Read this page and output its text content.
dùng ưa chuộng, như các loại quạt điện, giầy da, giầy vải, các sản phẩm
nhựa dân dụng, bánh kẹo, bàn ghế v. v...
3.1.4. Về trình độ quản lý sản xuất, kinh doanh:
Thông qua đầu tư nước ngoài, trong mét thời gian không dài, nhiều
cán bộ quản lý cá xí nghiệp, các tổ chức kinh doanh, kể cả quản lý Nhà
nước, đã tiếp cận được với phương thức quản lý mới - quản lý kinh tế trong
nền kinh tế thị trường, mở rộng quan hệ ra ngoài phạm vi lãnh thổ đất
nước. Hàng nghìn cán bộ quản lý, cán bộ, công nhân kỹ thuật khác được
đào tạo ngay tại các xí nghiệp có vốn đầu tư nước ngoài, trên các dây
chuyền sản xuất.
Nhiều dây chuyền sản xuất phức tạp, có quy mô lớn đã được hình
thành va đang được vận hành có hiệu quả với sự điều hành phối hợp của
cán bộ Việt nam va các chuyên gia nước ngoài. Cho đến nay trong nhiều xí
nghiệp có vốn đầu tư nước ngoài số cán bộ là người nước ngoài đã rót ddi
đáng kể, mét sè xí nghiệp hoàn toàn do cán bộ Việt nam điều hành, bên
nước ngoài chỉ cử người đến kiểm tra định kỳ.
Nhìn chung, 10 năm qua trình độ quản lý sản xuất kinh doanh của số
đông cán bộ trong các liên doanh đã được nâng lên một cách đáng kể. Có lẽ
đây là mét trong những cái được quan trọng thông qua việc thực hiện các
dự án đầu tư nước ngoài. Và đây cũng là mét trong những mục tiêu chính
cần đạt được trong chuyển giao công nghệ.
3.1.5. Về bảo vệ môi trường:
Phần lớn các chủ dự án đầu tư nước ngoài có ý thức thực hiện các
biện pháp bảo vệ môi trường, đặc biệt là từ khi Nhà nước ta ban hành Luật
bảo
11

::::::::

**Instruction**
Please give back all of the records exactly as written.

**Response below**
Read this page and output its text content.
dùng ưa chuộng, như các loại quạt điện, giầy da, giầy vải, các sản phẩm
nhựa dân dụng, bánh kẹo, bàn ghế v. v...
3.1.4. Về trình độ quản lý sản xuất, kinh doanh:
Thông qua đầu tư nước ngoài, trong mét thời gian không dài, nhiều
cán bộ quản lý cá xí nghiệp, các tổ chức kinh doanh, kể cả quản lý Nhà
nước, đã tiếp cận được với phương thức quản lý mới - quản lý kinh tế trong
nền kinh tế thị trường, mở rộng quan hệ ra ngoài phạm vi lãnh thổ đất
nước. Hàng nghìn cán bộ quản lý, cán bộ, công nhân kỹ thuật khác được
đào tạo ngay tại các xí nghiệp có vốn đầu tư nước ngoài, trên các dây
chuyền sản xuất.
Nhiều dây chuyền sản xuất phức tạp, có quy mô lớn đã được hình
thành va đang được vận hành có hiệu quả với sự điều hành phối hợp của
cán bộ Việt nam va các chuyên gia nước ngoài. Cho đến nay trong nhiều xí
nghiệp có vốn đầu tư nước ngoài số cán bộ là người nước ngoài đã rót ddi
đáng kể, mét sè xí nghiệp hoàn toàn do cán bộ Việt nam điều hành, bên
nước ngoài chỉ cử người đến kiểm tra định kỳ.
Nhìn chung, 10 năm qua trình độ quản lý sản xuất kinh doanh của số
đông cán bộ trong các liên doanh đã được nâng lên một cách đáng kể. Có lẽ
đây là mét trong những cái được quan trọng thông qua việc thực hiện các
dự án đầu tư nước ngoài. Và đây cũng là mét trong những mục tiêu chính
cần đạt được trong chuyển giao công nghệ.
3.1.5. Về bảo vệ môi trường:
Phần lớn các chủ dự án đầu tư nước ngoài có ý thức thực hiện các
biện pháp bảo vệ môi trường, đặc biệt là từ khi Nhà nước ta ban hành Luật
bảo
11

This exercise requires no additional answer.